**Record set:**

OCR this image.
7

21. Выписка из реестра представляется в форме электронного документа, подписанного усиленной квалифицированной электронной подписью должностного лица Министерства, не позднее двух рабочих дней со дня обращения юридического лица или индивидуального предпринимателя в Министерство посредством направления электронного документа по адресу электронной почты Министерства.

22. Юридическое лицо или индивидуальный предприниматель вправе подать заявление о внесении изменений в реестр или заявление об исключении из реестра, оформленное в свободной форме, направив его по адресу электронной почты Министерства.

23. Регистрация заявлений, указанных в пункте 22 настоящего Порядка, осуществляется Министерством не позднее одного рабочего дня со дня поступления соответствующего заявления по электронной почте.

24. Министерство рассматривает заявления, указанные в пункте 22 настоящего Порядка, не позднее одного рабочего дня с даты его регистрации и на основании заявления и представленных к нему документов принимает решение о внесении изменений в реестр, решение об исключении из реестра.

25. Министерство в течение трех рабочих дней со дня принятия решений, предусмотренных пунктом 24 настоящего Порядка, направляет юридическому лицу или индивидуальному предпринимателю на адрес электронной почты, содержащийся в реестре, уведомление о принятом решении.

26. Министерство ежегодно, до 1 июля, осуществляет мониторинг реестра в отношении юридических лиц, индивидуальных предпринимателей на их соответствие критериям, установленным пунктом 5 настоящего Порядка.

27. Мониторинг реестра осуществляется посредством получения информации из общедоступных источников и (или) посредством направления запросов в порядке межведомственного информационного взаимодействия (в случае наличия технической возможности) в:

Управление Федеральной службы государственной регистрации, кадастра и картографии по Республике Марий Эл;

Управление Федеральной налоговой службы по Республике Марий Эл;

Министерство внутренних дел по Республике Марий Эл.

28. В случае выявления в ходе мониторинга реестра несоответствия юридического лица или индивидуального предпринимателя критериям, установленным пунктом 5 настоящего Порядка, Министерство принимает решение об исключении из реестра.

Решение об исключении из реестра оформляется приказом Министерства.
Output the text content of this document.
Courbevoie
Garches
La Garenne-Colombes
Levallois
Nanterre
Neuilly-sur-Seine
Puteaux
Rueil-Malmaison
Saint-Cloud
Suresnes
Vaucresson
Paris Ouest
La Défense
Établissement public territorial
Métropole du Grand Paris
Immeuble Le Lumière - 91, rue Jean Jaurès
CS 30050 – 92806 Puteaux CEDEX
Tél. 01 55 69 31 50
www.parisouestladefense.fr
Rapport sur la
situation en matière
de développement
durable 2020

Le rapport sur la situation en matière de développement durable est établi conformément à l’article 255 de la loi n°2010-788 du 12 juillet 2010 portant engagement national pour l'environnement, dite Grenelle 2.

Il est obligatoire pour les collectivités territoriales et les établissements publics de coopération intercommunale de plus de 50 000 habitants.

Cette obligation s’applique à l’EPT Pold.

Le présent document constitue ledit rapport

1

**Description of the task:**
All entries must be repeated verbatim.

**Response to the task:**
OCR this image.
7

21. Выписка из реестра представляется в форме электронного документа, подписанного усиленной квалифицированной электронной подписью должностного лица Министерства, не позднее двух рабочих дней со дня обращения юридического лица или индивидуального предпринимателя в Министерство посредством направления электронного документа по адресу электронной почты Министерства.

22. Юридическое лицо или индивидуальный предприниматель вправе подать заявление о внесении изменений в реестр или заявление об исключении из реестра, оформленное в свободной форме, направив его по адресу электронной почты Министерства.

23. Регистрация заявлений, указанных в пункте 22 настоящего Порядка, осуществляется Министерством не позднее одного рабочего дня со дня поступления соответствующего заявления по электронной почте.

24. Министерство рассматривает заявления, указанные в пункте 22 настоящего Порядка, не позднее одного рабочего дня с даты его регистрации и на основании заявления и представленных к нему документов принимает решение о внесении изменений в реестр, решение об исключении из реестра.

25. Министерство в течение трех рабочих дней со дня принятия решений, предусмотренных пунктом 24 настоящего Порядка, направляет юридическому лицу или индивидуальному предпринимателю на адрес электронной почты, содержащийся в реестре, уведомление о принятом решении.

26. Министерство ежегодно, до 1 июля, осуществляет мониторинг реестра в отношении юридических лиц, индивидуальных предпринимателей на их соответствие критериям, установленным пунктом 5 настоящего Порядка.

27. Мониторинг реестра осуществляется посредством получения информации из общедоступных источников и (или) посредством направления запросов в порядке межведомственного информационного взаимодействия (в случае наличия технической возможности) в:

Управление Федеральной службы государственной регистрации, кадастра и картографии по Республике Марий Эл;

Управление Федеральной налоговой службы по Республике Марий Эл;

Министерство внутренних дел по Республике Марий Эл.

28. В случае выявления в ходе мониторинга реестра несоответствия юридического лица или индивидуального предпринимателя критериям, установленным пунктом 5 настоящего Порядка, Министерство принимает решение об исключении из реестра.

Решение об исключении из реестра оформляется приказом Министерства.
Output the text content of this document.
Courbevoie
Garches
La Garenne-Colombes
Levallois
Nanterre
Neuilly-sur-Seine
Puteaux
Rueil-Malmaison
Saint-Cloud
Suresnes
Vaucresson
Paris Ouest
La Défense
Établissement public territorial
Métropole du Grand Paris
Immeuble Le Lumière - 91, rue Jean Jaurès
CS 30050 – 92806 Puteaux CEDEX
Tél. 01 55 69 31 50
www.parisouestladefense.fr
Rapport sur la
situation en matière
de développement
durable 2020

Le rapport sur la situation en matière de développement durable est établi conformément à l’article 255 de la loi n°2010-788 du 12 juillet 2010 portant engagement national pour l'environnement, dite Grenelle 2.

Il est obligatoire pour les collectivités territoriales et les établissements publics de coopération intercommunale de plus de 50 000 habitants.

Cette obligation s’applique à l’EPT Pold.

Le présent document constitue ledit rapport

1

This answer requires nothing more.